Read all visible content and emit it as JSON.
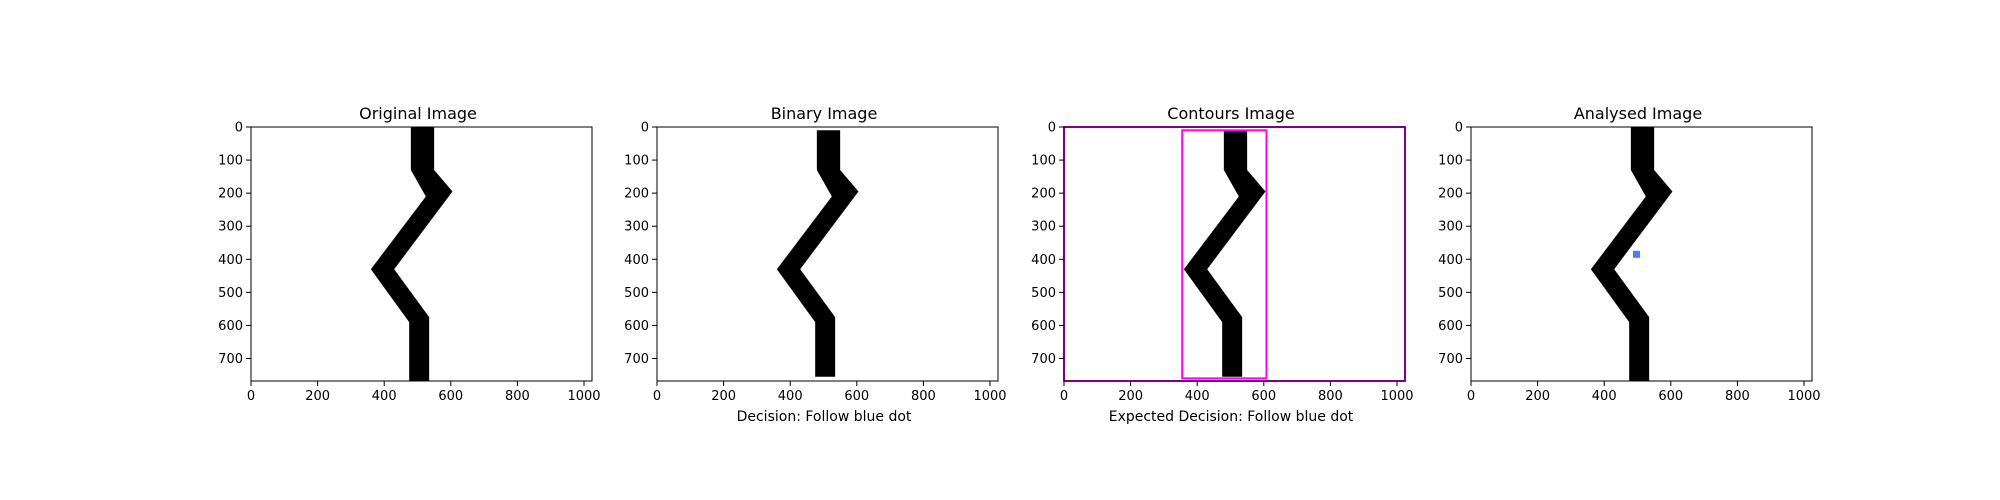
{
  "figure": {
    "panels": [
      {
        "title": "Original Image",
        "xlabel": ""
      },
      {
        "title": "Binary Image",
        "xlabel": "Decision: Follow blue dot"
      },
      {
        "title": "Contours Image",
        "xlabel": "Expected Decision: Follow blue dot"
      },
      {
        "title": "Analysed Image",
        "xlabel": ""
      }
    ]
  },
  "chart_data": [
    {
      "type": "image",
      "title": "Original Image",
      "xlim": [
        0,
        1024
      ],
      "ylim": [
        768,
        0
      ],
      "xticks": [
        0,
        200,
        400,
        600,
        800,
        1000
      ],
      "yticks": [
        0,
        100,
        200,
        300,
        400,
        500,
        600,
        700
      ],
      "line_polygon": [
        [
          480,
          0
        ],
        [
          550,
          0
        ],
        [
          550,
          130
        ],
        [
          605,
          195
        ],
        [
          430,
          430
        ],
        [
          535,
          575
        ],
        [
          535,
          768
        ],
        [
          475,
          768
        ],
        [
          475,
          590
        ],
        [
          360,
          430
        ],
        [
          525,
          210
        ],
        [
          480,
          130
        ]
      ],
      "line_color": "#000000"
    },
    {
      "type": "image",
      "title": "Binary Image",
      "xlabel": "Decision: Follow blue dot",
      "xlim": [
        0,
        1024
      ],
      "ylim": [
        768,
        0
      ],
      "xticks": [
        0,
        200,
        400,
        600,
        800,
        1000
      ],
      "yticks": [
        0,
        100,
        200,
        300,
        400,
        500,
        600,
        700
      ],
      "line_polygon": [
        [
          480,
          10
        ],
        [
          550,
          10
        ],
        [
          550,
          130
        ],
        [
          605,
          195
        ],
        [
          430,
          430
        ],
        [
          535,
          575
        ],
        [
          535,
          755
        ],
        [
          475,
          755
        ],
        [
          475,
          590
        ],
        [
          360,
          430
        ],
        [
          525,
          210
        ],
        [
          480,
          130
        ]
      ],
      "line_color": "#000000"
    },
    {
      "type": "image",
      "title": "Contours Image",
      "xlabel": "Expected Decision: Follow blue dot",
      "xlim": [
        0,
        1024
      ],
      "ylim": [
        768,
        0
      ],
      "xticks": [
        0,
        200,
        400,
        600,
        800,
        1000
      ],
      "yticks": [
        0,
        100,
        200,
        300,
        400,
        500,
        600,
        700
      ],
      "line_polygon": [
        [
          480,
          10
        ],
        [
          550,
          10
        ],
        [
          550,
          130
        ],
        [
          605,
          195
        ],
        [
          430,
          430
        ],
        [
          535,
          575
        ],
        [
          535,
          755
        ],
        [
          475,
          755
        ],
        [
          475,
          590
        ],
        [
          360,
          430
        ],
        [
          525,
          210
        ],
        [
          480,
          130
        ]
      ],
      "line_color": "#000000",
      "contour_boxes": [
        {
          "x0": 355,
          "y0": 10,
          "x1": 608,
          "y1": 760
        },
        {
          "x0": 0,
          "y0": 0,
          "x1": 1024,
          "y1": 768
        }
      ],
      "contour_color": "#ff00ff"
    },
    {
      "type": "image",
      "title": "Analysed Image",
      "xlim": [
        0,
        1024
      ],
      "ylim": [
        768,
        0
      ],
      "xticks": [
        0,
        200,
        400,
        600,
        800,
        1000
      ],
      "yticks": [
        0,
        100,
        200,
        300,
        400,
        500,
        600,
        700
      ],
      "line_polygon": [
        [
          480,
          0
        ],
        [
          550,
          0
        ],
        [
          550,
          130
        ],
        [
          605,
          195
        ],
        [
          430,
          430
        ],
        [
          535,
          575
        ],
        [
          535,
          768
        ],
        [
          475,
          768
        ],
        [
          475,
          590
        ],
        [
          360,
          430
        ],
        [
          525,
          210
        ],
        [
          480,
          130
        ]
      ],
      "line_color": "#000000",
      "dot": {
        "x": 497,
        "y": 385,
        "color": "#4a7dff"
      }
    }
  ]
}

◆ YOUR OBJECTIVE
With the pictures omitted, reproduce the records in full and exactly.

◆ EXERCISE RESULT
Read all visible content and emit it as JSON.
{
  "figure": {
    "panels": [
      {
        "title": "Original Image",
        "xlabel": ""
      },
      {
        "title": "Binary Image",
        "xlabel": "Decision: Follow blue dot"
      },
      {
        "title": "Contours Image",
        "xlabel": "Expected Decision: Follow blue dot"
      },
      {
        "title": "Analysed Image",
        "xlabel": ""
      }
    ]
  },
  "chart_data": [
    {
      "type": "image",
      "title": "Original Image",
      "xlim": [
        0,
        1024
      ],
      "ylim": [
        768,
        0
      ],
      "xticks": [
        0,
        200,
        400,
        600,
        800,
        1000
      ],
      "yticks": [
        0,
        100,
        200,
        300,
        400,
        500,
        600,
        700
      ],
      "line_polygon": [
        [
          480,
          0
        ],
        [
          550,
          0
        ],
        [
          550,
          130
        ],
        [
          605,
          195
        ],
        [
          430,
          430
        ],
        [
          535,
          575
        ],
        [
          535,
          768
        ],
        [
          475,
          768
        ],
        [
          475,
          590
        ],
        [
          360,
          430
        ],
        [
          525,
          210
        ],
        [
          480,
          130
        ]
      ],
      "line_color": "#000000"
    },
    {
      "type": "image",
      "title": "Binary Image",
      "xlabel": "Decision: Follow blue dot",
      "xlim": [
        0,
        1024
      ],
      "ylim": [
        768,
        0
      ],
      "xticks": [
        0,
        200,
        400,
        600,
        800,
        1000
      ],
      "yticks": [
        0,
        100,
        200,
        300,
        400,
        500,
        600,
        700
      ],
      "line_polygon": [
        [
          480,
          10
        ],
        [
          550,
          10
        ],
        [
          550,
          130
        ],
        [
          605,
          195
        ],
        [
          430,
          430
        ],
        [
          535,
          575
        ],
        [
          535,
          755
        ],
        [
          475,
          755
        ],
        [
          475,
          590
        ],
        [
          360,
          430
        ],
        [
          525,
          210
        ],
        [
          480,
          130
        ]
      ],
      "line_color": "#000000"
    },
    {
      "type": "image",
      "title": "Contours Image",
      "xlabel": "Expected Decision: Follow blue dot",
      "xlim": [
        0,
        1024
      ],
      "ylim": [
        768,
        0
      ],
      "xticks": [
        0,
        200,
        400,
        600,
        800,
        1000
      ],
      "yticks": [
        0,
        100,
        200,
        300,
        400,
        500,
        600,
        700
      ],
      "line_polygon": [
        [
          480,
          10
        ],
        [
          550,
          10
        ],
        [
          550,
          130
        ],
        [
          605,
          195
        ],
        [
          430,
          430
        ],
        [
          535,
          575
        ],
        [
          535,
          755
        ],
        [
          475,
          755
        ],
        [
          475,
          590
        ],
        [
          360,
          430
        ],
        [
          525,
          210
        ],
        [
          480,
          130
        ]
      ],
      "line_color": "#000000",
      "contour_boxes": [
        {
          "x0": 355,
          "y0": 10,
          "x1": 608,
          "y1": 760
        },
        {
          "x0": 0,
          "y0": 0,
          "x1": 1024,
          "y1": 768
        }
      ],
      "contour_color": "#ff00ff"
    },
    {
      "type": "image",
      "title": "Analysed Image",
      "xlim": [
        0,
        1024
      ],
      "ylim": [
        768,
        0
      ],
      "xticks": [
        0,
        200,
        400,
        600,
        800,
        1000
      ],
      "yticks": [
        0,
        100,
        200,
        300,
        400,
        500,
        600,
        700
      ],
      "line_polygon": [
        [
          480,
          0
        ],
        [
          550,
          0
        ],
        [
          550,
          130
        ],
        [
          605,
          195
        ],
        [
          430,
          430
        ],
        [
          535,
          575
        ],
        [
          535,
          768
        ],
        [
          475,
          768
        ],
        [
          475,
          590
        ],
        [
          360,
          430
        ],
        [
          525,
          210
        ],
        [
          480,
          130
        ]
      ],
      "line_color": "#000000",
      "dot": {
        "x": 497,
        "y": 385,
        "color": "#4a7dff"
      }
    }
  ]
}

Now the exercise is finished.